#### [ROWS]

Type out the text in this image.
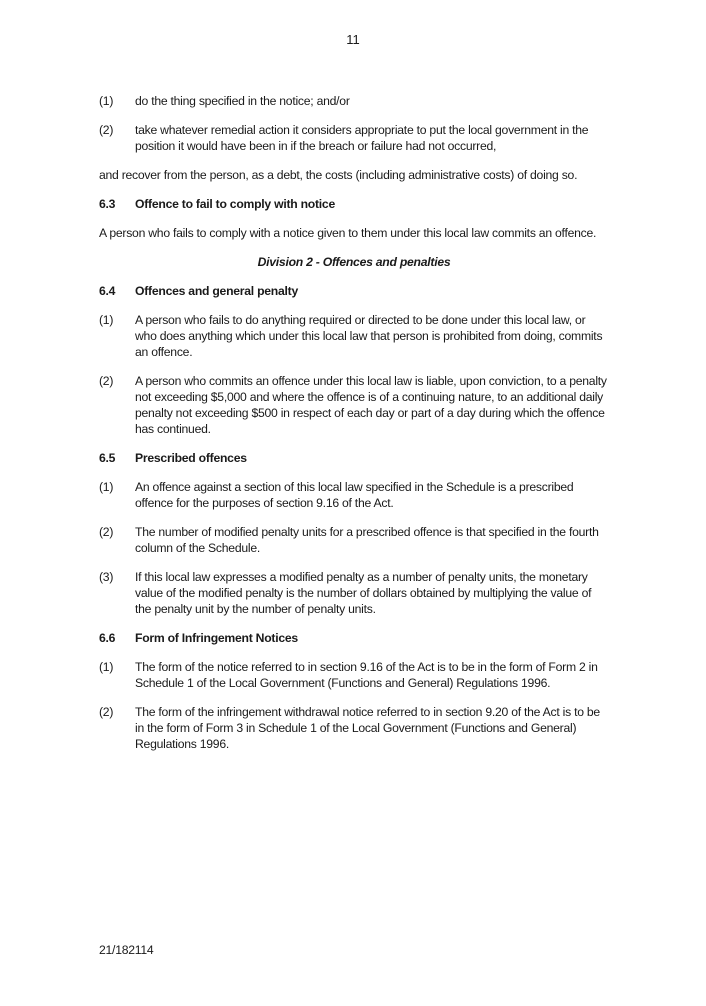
11
(1)	do the thing specified in the notice; and/or
(2)	take whatever remedial action it considers appropriate to put the local government in the position it would have been in if the breach or failure had not occurred,
and recover from the person, as a debt, the costs (including administrative costs) of doing so.
6.3	Offence to fail to comply with notice
A person who fails to comply with a notice given to them under this local law commits an offence.
Division 2 - Offences and penalties
6.4	Offences and general penalty
(1)	A person who fails to do anything required or directed to be done under this local law, or who does anything which under this local law that person is prohibited from doing, commits an offence.
(2)	A person who commits an offence under this local law is liable, upon conviction, to a penalty not exceeding $5,000 and where the offence is of a continuing nature, to an additional daily penalty not exceeding $500 in respect of each day or part of a day during which the offence has continued.
6.5	Prescribed offences
(1)	An offence against a section of this local law specified in the Schedule is a prescribed offence for the purposes of section 9.16 of the Act.
(2)	The number of modified penalty units for a prescribed offence is that specified in the fourth column of the Schedule.
(3)	If this local law expresses a modified penalty as a number of penalty units, the monetary value of the modified penalty is the number of dollars obtained by multiplying the value of the penalty unit by the number of penalty units.
6.6	Form of Infringement Notices
(1)	The form of the notice referred to in section 9.16 of the Act is to be in the form of Form 2 in Schedule 1 of the Local Government (Functions and General) Regulations 1996.
(2)	The form of the infringement withdrawal notice referred to in section 9.20 of the Act is to be in the form of Form 3 in Schedule 1 of the Local Government (Functions and General) Regulations 1996.
21/182114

#### [EXERCISE]
Leave out the pictures and reproduce the rest of the listing exactly.

#### [COMPLETED TASK]
Type out the text in this image.
11
(1)	do the thing specified in the notice; and/or
(2)	take whatever remedial action it considers appropriate to put the local government in the position it would have been in if the breach or failure had not occurred,
and recover from the person, as a debt, the costs (including administrative costs) of doing so.
6.3	Offence to fail to comply with notice
A person who fails to comply with a notice given to them under this local law commits an offence.
Division 2 - Offences and penalties
6.4	Offences and general penalty
(1)	A person who fails to do anything required or directed to be done under this local law, or who does anything which under this local law that person is prohibited from doing, commits an offence.
(2)	A person who commits an offence under this local law is liable, upon conviction, to a penalty not exceeding $5,000 and where the offence is of a continuing nature, to an additional daily penalty not exceeding $500 in respect of each day or part of a day during which the offence has continued.
6.5	Prescribed offences
(1)	An offence against a section of this local law specified in the Schedule is a prescribed offence for the purposes of section 9.16 of the Act.
(2)	The number of modified penalty units for a prescribed offence is that specified in the fourth column of the Schedule.
(3)	If this local law expresses a modified penalty as a number of penalty units, the monetary value of the modified penalty is the number of dollars obtained by multiplying the value of the penalty unit by the number of penalty units.
6.6	Form of Infringement Notices
(1)	The form of the notice referred to in section 9.16 of the Act is to be in the form of Form 2 in Schedule 1 of the Local Government (Functions and General) Regulations 1996.
(2)	The form of the infringement withdrawal notice referred to in section 9.20 of the Act is to be in the form of Form 3 in Schedule 1 of the Local Government (Functions and General) Regulations 1996.
21/182114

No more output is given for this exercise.